**Exercise instructions:**
a) List every location named under the Locations heading of the Alliance overview.
b) In the Alliance overview, rename "genebanks" as "seed banks" and write out the passage between "The Alliance brings" and "in Leuven, Belgium.", inclusive, with that change.
c) Answer these questions from the Alliance overview:
(i) In what year was CIAT founded?
(ii) What is the parent organization of the Alliance?
(iii) At how many locations in Colombia does Future Seeds have fields for bean regeneration?

**Quoted passage:**

=== Begin Enclosure ===

Alliance of Bioversity International and the International Center for Tropical Agriculture
Locations
Rome, Italy
Cali, Colombia
Leuven, Belgium
Montpellier, France
Parent Organization
CGIAR
Overview
The Alliance of Bioversity International and the International Center for Tropical Agriculture (CIAT) was formed in 2019, but its components have much longer histories. CIAT was founded in 1967, while the International Board for Plant Genetic Resources (IBPGR), the predecessor of Bioversity International, was established in 1974.
CIAT’s program addressed nearly every aspect of tropical agriculture, including the crop varieties farmers grow, the production systems they manage, the agricultural landscapes they inhabit, the markets they participate in, and the policies that influence their choices and decisions.
IBPGR was established to coordinate an international program for plant genetic resources, which included emergency collection missions and the development and expansion of national, regional, and international genebanks. The subsequent International Plant Genetic Resources Institute and Bioversity International adopted a broader vision of the organization’s role in agricultural and forest biodiversity and research-for-development activities.
The Alliance brings together this long history of collaboration and these complementary efforts to address today’s global challenges of climate change, biodiversity loss, environmental degradation, and malnutrition.
The Alliance operates two genebanks—Future Seeds at its Cali, Colombia, campus and the International Musa Germplasm Transit Centre in Leuven, Belgium.
Future Seeds is a state-of-the-art genebank that preserves the Alliance’s expanding collections of crops while distributing samples to farmers and researchers worldwide at no cost (Genesys). It includes long-term and short-term seed storage, in vitro and cryopreservation facilities, and fields for bean regeneration at four locations in Colombia at different elevations, as well as for forages at three locations with varying soils and elevations. The Data Discovery and Biotechnology Lab supports discoveries by leveraging genomics and big-data technologies to continually improve crops for higher yields, better nutrition, and climate resilience.

=== End Enclosure ===

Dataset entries
=== Begin Enclosure ===

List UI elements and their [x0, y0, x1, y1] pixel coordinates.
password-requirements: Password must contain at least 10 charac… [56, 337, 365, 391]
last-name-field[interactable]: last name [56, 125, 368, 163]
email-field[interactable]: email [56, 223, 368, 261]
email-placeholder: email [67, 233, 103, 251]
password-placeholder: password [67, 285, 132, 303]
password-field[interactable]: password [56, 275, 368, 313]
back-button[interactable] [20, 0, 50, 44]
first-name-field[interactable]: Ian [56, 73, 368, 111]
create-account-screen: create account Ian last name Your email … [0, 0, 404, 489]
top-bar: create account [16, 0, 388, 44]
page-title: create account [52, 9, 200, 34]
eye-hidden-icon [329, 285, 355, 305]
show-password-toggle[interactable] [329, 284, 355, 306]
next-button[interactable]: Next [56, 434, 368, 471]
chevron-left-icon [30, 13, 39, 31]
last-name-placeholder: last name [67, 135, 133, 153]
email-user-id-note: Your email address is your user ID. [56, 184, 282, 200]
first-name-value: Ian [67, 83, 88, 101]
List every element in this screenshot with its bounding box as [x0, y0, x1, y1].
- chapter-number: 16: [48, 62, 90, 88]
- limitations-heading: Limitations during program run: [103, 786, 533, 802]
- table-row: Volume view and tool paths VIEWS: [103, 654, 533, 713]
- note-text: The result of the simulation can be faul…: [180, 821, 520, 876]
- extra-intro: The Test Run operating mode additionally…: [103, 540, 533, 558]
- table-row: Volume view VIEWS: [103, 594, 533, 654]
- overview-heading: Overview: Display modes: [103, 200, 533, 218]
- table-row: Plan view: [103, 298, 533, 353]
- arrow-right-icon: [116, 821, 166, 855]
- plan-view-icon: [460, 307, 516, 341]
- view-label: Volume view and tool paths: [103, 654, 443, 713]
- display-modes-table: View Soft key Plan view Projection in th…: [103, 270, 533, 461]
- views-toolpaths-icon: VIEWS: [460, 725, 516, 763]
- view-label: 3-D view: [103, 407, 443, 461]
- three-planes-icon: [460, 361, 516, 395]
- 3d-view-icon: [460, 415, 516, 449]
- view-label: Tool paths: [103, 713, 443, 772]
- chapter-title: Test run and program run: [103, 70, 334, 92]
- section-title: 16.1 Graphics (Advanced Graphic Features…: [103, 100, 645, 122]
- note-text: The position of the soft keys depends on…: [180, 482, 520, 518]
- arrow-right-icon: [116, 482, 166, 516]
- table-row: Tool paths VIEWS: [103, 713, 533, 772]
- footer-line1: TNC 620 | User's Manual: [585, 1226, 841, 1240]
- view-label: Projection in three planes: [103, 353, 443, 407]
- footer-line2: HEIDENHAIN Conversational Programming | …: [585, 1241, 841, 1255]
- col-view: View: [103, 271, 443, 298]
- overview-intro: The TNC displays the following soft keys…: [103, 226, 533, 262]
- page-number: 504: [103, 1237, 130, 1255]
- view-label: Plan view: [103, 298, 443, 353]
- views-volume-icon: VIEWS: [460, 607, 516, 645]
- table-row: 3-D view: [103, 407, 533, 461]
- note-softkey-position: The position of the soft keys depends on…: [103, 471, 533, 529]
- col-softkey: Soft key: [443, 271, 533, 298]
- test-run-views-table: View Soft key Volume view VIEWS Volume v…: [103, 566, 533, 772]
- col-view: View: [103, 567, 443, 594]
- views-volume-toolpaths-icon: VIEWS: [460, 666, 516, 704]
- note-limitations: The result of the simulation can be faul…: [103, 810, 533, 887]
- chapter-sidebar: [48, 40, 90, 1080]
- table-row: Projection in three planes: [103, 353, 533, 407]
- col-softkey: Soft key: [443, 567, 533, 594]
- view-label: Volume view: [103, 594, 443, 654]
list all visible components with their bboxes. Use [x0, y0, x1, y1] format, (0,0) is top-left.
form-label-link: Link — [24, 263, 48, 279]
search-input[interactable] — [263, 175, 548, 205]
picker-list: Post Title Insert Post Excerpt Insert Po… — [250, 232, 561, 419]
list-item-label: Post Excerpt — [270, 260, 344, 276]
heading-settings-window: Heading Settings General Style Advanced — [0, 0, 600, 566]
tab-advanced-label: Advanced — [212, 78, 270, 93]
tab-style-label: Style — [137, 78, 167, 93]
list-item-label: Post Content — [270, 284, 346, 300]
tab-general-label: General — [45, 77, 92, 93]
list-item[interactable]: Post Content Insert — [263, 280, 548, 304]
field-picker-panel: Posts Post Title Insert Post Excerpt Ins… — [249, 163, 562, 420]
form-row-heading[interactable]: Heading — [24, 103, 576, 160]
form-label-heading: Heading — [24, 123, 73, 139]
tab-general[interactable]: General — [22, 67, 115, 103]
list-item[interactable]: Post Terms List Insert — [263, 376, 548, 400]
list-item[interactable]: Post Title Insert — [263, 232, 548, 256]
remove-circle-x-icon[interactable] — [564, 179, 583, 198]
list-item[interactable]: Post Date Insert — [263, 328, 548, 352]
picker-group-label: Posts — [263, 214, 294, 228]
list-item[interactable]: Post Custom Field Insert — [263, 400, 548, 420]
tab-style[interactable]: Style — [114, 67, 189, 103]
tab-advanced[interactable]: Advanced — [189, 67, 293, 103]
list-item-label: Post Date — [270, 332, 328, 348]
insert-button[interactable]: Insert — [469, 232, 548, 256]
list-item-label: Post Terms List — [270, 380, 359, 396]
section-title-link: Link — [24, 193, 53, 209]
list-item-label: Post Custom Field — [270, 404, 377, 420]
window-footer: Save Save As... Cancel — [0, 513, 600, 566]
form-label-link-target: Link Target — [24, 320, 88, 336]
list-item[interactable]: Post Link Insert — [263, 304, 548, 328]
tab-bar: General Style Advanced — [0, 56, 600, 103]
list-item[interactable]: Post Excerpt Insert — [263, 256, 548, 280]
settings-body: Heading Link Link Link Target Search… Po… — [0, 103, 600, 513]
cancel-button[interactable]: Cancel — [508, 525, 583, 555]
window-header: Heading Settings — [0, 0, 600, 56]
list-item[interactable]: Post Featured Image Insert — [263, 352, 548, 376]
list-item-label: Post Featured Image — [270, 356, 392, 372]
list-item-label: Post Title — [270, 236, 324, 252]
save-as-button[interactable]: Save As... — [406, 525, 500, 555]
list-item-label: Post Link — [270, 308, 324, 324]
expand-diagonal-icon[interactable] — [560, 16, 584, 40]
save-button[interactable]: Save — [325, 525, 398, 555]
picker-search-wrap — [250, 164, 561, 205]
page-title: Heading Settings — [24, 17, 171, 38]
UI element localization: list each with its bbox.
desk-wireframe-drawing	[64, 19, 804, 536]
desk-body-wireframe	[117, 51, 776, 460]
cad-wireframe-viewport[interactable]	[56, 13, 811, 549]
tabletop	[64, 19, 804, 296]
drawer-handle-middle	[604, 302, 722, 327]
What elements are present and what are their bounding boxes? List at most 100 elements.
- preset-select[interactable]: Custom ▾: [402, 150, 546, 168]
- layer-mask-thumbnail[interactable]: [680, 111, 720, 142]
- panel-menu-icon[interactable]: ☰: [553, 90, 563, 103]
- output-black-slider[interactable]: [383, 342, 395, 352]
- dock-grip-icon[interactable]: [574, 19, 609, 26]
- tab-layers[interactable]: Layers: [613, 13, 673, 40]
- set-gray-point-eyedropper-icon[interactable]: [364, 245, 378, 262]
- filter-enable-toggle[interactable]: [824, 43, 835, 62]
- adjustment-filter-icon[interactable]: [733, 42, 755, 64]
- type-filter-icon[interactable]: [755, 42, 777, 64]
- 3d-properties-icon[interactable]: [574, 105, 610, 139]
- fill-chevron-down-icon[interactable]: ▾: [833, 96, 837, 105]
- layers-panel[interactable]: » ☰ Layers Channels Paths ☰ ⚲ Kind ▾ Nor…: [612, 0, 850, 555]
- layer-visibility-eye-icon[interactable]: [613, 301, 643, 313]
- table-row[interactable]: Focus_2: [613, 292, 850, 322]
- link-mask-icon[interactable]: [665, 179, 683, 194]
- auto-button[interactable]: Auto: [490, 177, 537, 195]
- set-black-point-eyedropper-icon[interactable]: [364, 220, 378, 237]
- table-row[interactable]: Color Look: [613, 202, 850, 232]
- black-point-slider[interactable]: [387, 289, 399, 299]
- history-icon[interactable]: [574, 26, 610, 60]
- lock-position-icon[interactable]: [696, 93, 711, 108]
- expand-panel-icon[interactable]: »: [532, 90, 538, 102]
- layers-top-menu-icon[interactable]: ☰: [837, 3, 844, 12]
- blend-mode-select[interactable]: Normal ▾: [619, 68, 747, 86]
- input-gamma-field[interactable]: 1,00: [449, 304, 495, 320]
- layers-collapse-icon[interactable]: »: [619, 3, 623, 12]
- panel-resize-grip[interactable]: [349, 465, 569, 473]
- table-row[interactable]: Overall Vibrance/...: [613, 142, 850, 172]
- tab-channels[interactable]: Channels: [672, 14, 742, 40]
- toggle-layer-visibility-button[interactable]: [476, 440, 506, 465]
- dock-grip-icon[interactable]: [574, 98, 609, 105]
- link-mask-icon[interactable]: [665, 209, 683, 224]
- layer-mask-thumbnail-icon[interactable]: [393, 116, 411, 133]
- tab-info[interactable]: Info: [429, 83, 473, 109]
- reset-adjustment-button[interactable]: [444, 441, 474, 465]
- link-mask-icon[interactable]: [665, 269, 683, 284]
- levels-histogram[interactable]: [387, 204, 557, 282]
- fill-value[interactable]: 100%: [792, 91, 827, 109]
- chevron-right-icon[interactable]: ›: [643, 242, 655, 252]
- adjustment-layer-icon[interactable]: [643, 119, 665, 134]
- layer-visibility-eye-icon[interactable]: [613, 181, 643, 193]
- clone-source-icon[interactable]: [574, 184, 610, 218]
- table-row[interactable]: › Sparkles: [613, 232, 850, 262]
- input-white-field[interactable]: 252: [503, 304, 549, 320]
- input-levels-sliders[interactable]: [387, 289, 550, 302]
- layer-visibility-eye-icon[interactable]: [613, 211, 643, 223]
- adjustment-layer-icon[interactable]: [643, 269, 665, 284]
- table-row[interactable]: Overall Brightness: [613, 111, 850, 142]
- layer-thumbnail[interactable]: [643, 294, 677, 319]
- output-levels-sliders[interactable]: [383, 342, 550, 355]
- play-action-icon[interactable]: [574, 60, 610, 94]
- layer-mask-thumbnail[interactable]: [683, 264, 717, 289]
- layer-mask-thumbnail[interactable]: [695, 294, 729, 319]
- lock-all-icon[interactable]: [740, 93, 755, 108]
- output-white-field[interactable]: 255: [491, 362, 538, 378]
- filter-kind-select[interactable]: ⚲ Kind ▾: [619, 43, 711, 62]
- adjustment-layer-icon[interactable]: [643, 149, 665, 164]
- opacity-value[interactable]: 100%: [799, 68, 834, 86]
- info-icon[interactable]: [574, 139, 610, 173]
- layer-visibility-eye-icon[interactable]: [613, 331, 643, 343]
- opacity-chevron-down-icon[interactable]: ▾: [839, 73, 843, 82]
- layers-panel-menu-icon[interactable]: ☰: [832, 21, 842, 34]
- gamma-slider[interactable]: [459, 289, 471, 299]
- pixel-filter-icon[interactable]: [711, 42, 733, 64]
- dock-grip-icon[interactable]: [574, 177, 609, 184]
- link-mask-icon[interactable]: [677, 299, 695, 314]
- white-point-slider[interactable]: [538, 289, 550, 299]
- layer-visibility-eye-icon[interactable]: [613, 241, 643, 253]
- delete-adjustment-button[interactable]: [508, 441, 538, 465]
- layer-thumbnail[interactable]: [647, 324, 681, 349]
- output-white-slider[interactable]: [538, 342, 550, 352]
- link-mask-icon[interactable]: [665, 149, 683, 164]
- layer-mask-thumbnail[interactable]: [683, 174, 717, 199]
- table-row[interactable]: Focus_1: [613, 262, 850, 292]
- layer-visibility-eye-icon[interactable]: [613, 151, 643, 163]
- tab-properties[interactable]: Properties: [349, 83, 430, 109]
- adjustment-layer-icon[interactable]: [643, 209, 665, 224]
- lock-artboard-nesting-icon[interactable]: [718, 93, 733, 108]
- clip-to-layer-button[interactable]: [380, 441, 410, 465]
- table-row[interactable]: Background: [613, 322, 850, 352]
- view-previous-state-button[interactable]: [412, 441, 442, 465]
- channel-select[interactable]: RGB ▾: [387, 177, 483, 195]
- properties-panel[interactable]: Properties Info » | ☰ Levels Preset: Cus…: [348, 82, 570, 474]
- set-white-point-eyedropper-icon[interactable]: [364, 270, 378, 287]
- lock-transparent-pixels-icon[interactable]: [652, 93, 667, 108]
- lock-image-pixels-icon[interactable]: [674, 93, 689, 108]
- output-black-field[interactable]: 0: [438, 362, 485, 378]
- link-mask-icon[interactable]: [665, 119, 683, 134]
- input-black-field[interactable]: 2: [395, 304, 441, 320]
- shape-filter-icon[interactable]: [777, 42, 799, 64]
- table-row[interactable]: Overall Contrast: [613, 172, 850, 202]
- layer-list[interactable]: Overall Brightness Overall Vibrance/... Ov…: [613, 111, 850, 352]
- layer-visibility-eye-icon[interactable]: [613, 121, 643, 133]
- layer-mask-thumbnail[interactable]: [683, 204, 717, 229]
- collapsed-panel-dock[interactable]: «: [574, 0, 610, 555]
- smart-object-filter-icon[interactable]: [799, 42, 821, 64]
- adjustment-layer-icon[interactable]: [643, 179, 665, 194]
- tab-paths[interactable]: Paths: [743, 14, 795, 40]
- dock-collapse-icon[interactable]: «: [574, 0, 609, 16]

=== End Enclosure ===

**Task results:**
a)
Rome, Italy
Cali, Colombia
Leuven, Belgium
Montpellier, France

b)
The Alliance brings together this long history of collaboration and these complementary efforts to address today’s global challenges of climate change, biodiversity loss, environmental degradation, and malnutrition.
The Alliance operates two seed banks—Future Seeds at its Cali, Colombia, campus and the International Musa Germplasm Transit Centre in Leuven, Belgium.

c)
(i) 1967
(ii) CGIAR
(iii) Four